======== Data extract ========

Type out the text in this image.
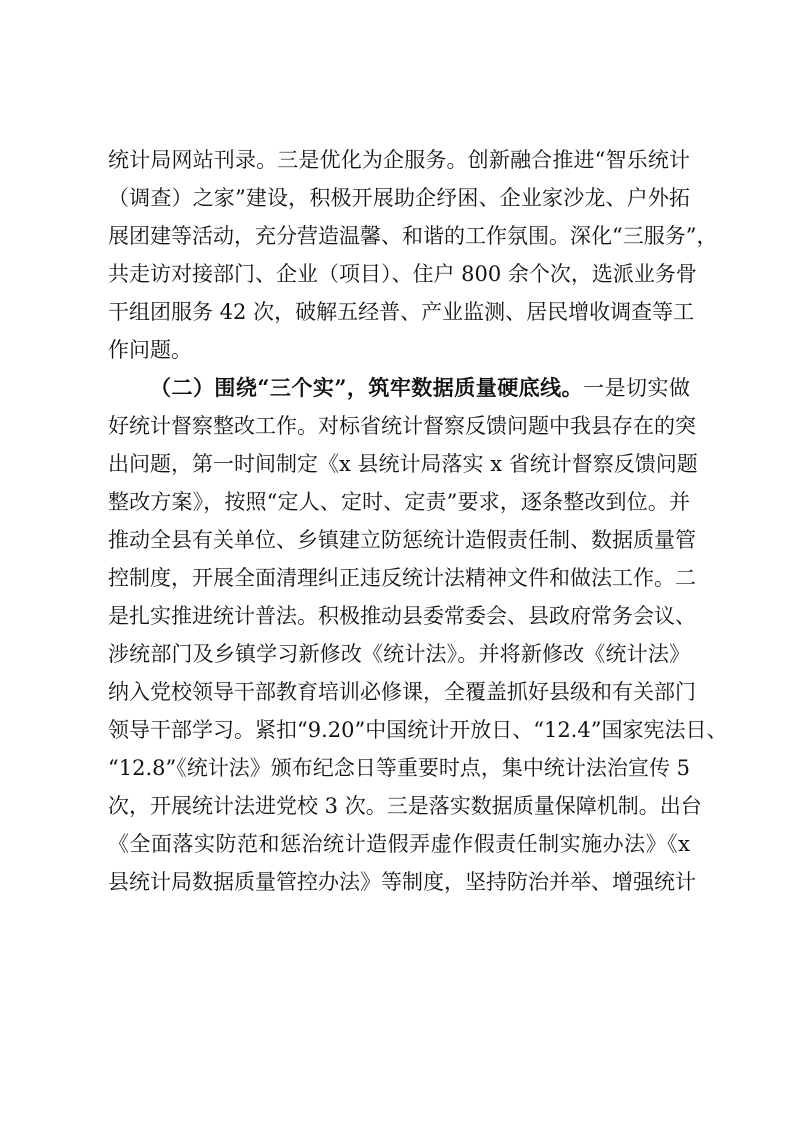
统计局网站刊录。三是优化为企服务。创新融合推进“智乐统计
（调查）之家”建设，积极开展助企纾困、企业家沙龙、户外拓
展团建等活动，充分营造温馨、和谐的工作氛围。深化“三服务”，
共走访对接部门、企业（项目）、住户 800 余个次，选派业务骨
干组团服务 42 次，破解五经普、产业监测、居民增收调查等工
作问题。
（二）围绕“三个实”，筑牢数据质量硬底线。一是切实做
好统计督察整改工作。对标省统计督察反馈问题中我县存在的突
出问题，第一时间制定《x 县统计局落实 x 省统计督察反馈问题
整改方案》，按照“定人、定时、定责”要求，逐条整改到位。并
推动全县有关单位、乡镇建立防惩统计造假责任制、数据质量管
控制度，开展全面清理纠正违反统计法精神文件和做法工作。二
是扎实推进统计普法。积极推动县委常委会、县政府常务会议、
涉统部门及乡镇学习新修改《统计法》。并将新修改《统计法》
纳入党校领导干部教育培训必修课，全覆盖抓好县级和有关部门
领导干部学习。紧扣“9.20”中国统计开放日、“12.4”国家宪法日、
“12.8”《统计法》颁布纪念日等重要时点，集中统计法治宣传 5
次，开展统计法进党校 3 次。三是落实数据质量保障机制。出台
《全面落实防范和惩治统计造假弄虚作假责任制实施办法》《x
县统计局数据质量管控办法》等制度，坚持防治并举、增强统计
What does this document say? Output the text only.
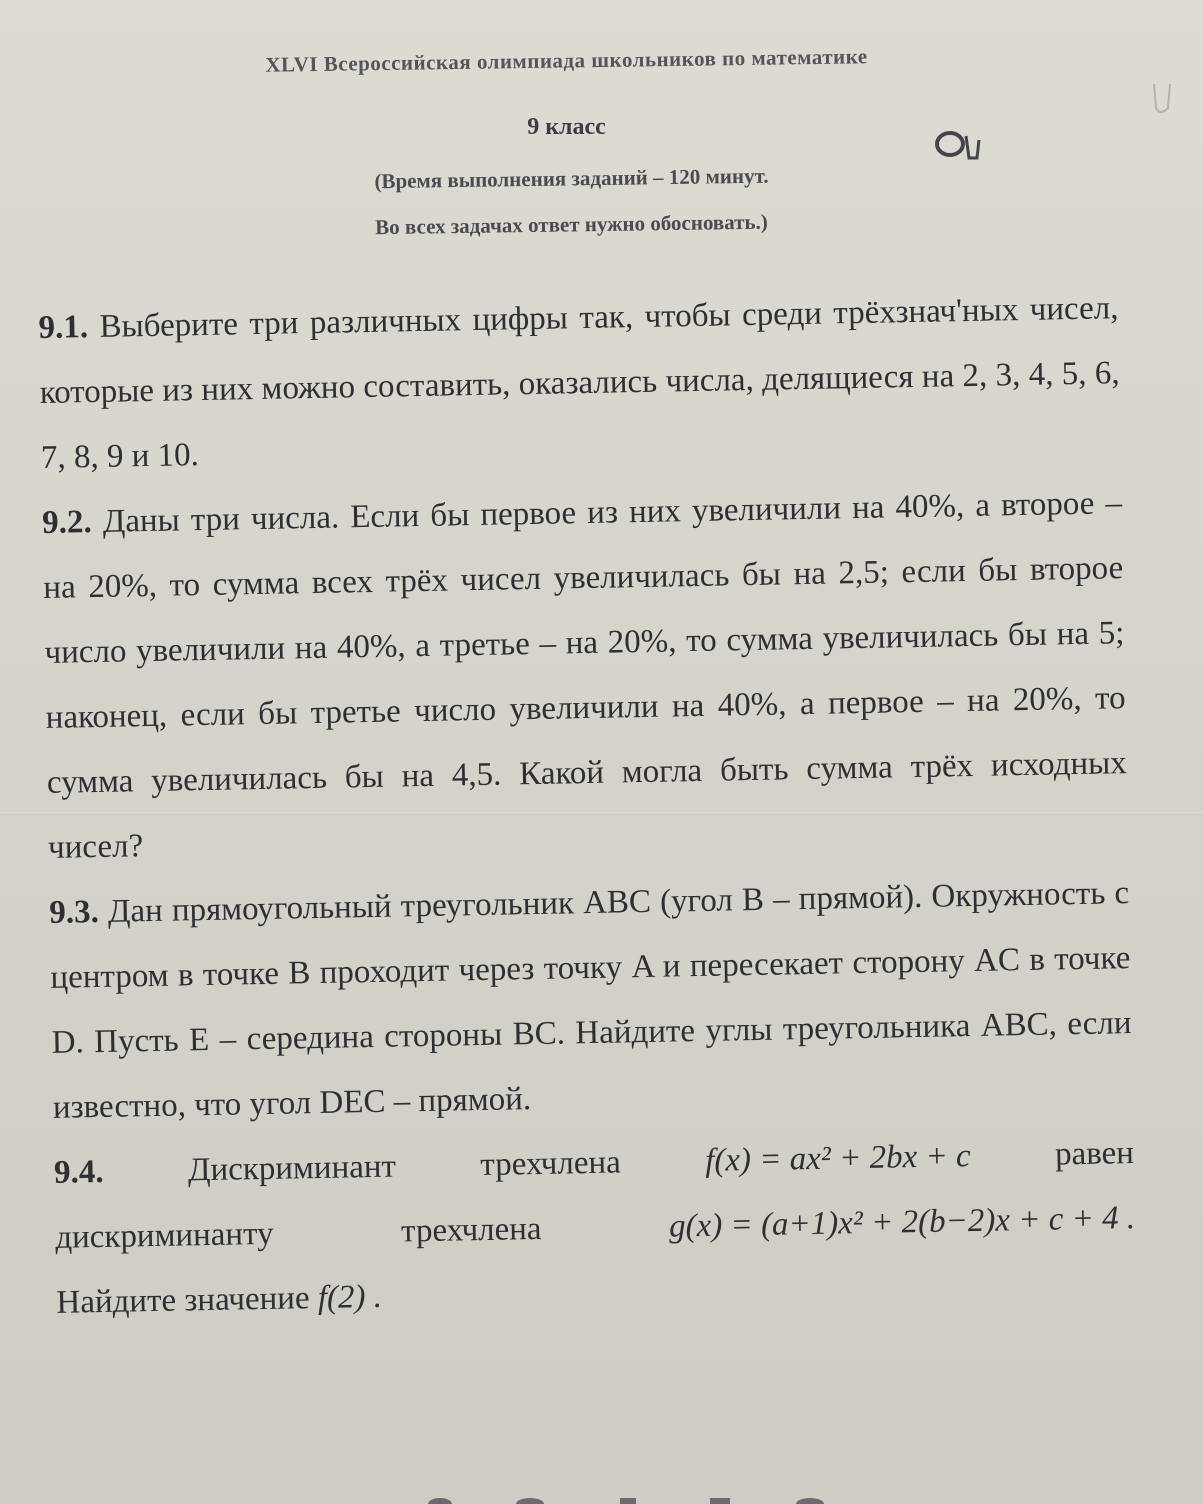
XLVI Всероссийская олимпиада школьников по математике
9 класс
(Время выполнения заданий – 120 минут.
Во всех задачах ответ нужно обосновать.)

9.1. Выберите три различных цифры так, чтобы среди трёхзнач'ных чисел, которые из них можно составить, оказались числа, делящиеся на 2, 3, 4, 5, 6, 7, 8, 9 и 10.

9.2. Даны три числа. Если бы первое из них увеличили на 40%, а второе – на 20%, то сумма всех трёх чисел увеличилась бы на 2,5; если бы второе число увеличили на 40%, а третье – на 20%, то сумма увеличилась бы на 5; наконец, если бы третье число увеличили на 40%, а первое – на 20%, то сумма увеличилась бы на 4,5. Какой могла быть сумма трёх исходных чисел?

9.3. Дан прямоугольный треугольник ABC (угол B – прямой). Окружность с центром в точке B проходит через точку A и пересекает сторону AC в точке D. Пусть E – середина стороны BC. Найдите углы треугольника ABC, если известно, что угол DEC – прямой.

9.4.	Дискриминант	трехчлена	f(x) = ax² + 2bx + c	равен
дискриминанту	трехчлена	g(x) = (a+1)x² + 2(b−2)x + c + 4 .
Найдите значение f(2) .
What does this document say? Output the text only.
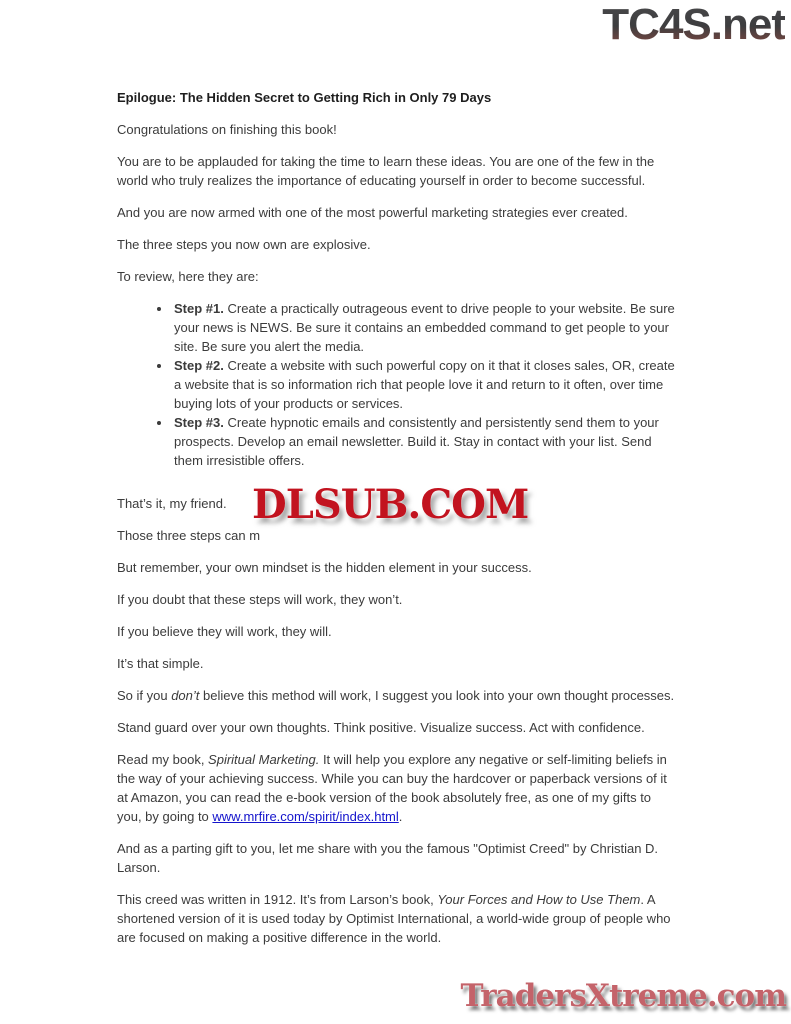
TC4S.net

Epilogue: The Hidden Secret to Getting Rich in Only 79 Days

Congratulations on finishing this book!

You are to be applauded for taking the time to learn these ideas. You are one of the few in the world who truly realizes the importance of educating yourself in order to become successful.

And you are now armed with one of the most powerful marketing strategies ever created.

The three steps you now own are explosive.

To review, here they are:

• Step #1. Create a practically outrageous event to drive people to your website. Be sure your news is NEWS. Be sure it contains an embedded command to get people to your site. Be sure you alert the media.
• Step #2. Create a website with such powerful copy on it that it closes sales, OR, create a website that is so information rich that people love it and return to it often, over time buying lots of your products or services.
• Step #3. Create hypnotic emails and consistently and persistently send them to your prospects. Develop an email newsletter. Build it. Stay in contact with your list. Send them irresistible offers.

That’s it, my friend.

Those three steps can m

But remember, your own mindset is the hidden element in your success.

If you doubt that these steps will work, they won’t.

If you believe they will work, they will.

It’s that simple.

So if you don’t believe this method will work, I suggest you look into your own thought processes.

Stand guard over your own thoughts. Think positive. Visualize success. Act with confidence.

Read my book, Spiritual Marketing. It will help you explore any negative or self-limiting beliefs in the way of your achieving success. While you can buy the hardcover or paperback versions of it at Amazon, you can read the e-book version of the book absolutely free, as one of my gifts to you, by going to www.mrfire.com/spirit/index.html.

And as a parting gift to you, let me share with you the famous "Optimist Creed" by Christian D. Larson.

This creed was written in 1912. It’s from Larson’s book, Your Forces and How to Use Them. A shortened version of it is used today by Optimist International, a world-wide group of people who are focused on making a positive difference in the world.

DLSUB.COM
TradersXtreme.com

========

- _Exercise aim_: Print each record exactly as it stands, leaving the images out.

- _Finished answer_:
Type out the text in this image.
统计局网站刊录。三是优化为企服务。创新融合推进“智乐统计
（调查）之家”建设，积极开展助企纾困、企业家沙龙、户外拓
展团建等活动，充分营造温馨、和谐的工作氛围。深化“三服务”，
共走访对接部门、企业（项目）、住户 800 余个次，选派业务骨
干组团服务 42 次，破解五经普、产业监测、居民增收调查等工
作问题。
（二）围绕“三个实”，筑牢数据质量硬底线。一是切实做
好统计督察整改工作。对标省统计督察反馈问题中我县存在的突
出问题，第一时间制定《x 县统计局落实 x 省统计督察反馈问题
整改方案》，按照“定人、定时、定责”要求，逐条整改到位。并
推动全县有关单位、乡镇建立防惩统计造假责任制、数据质量管
控制度，开展全面清理纠正违反统计法精神文件和做法工作。二
是扎实推进统计普法。积极推动县委常委会、县政府常务会议、
涉统部门及乡镇学习新修改《统计法》。并将新修改《统计法》
纳入党校领导干部教育培训必修课，全覆盖抓好县级和有关部门
领导干部学习。紧扣“9.20”中国统计开放日、“12.4”国家宪法日、
“12.8”《统计法》颁布纪念日等重要时点，集中统计法治宣传 5
次，开展统计法进党校 3 次。三是落实数据质量保障机制。出台
《全面落实防范和惩治统计造假弄虚作假责任制实施办法》《x
县统计局数据质量管控办法》等制度，坚持防治并举、增强统计
What does this document say? Output the text only.
XLVI Всероссийская олимпиада школьников по математике
9 класс
(Время выполнения заданий – 120 минут.
Во всех задачах ответ нужно обосновать.)

9.1. Выберите три различных цифры так, чтобы среди трёхзнач'ных чисел, которые из них можно составить, оказались числа, делящиеся на 2, 3, 4, 5, 6, 7, 8, 9 и 10.

9.2. Даны три числа. Если бы первое из них увеличили на 40%, а второе – на 20%, то сумма всех трёх чисел увеличилась бы на 2,5; если бы второе число увеличили на 40%, а третье – на 20%, то сумма увеличилась бы на 5; наконец, если бы третье число увеличили на 40%, а первое – на 20%, то сумма увеличилась бы на 4,5. Какой могла быть сумма трёх исходных чисел?

9.3. Дан прямоугольный треугольник ABC (угол B – прямой). Окружность с центром в точке B проходит через точку A и пересекает сторону AC в точке D. Пусть E – середина стороны BC. Найдите углы треугольника ABC, если известно, что угол DEC – прямой.

9.4.	Дискриминант	трехчлена	f(x) = ax² + 2bx + c	равен
дискриминанту	трехчлена	g(x) = (a+1)x² + 2(b−2)x + c + 4 .
Найдите значение f(2) .
What does this document say? Output the text only.
TC4S.net

Epilogue: The Hidden Secret to Getting Rich in Only 79 Days

Congratulations on finishing this book!

You are to be applauded for taking the time to learn these ideas. You are one of the few in the world who truly realizes the importance of educating yourself in order to become successful.

And you are now armed with one of the most powerful marketing strategies ever created.

The three steps you now own are explosive.

To review, here they are:

• Step #1. Create a practically outrageous event to drive people to your website. Be sure your news is NEWS. Be sure it contains an embedded command to get people to your site. Be sure you alert the media.
• Step #2. Create a website with such powerful copy on it that it closes sales, OR, create a website that is so information rich that people love it and return to it often, over time buying lots of your products or services.
• Step #3. Create hypnotic emails and consistently and persistently send them to your prospects. Develop an email newsletter. Build it. Stay in contact with your list. Send them irresistible offers.

That’s it, my friend.

Those three steps can m

But remember, your own mindset is the hidden element in your success.

If you doubt that these steps will work, they won’t.

If you believe they will work, they will.

It’s that simple.

So if you don’t believe this method will work, I suggest you look into your own thought processes.

Stand guard over your own thoughts. Think positive. Visualize success. Act with confidence.

Read my book, Spiritual Marketing. It will help you explore any negative or self-limiting beliefs in the way of your achieving success. While you can buy the hardcover or paperback versions of it at Amazon, you can read the e-book version of the book absolutely free, as one of my gifts to you, by going to www.mrfire.com/spirit/index.html.

And as a parting gift to you, let me share with you the famous "Optimist Creed" by Christian D. Larson.

This creed was written in 1912. It’s from Larson’s book, Your Forces and How to Use Them. A shortened version of it is used today by Optimist International, a world-wide group of people who are focused on making a positive difference in the world.

DLSUB.COM
TradersXtreme.com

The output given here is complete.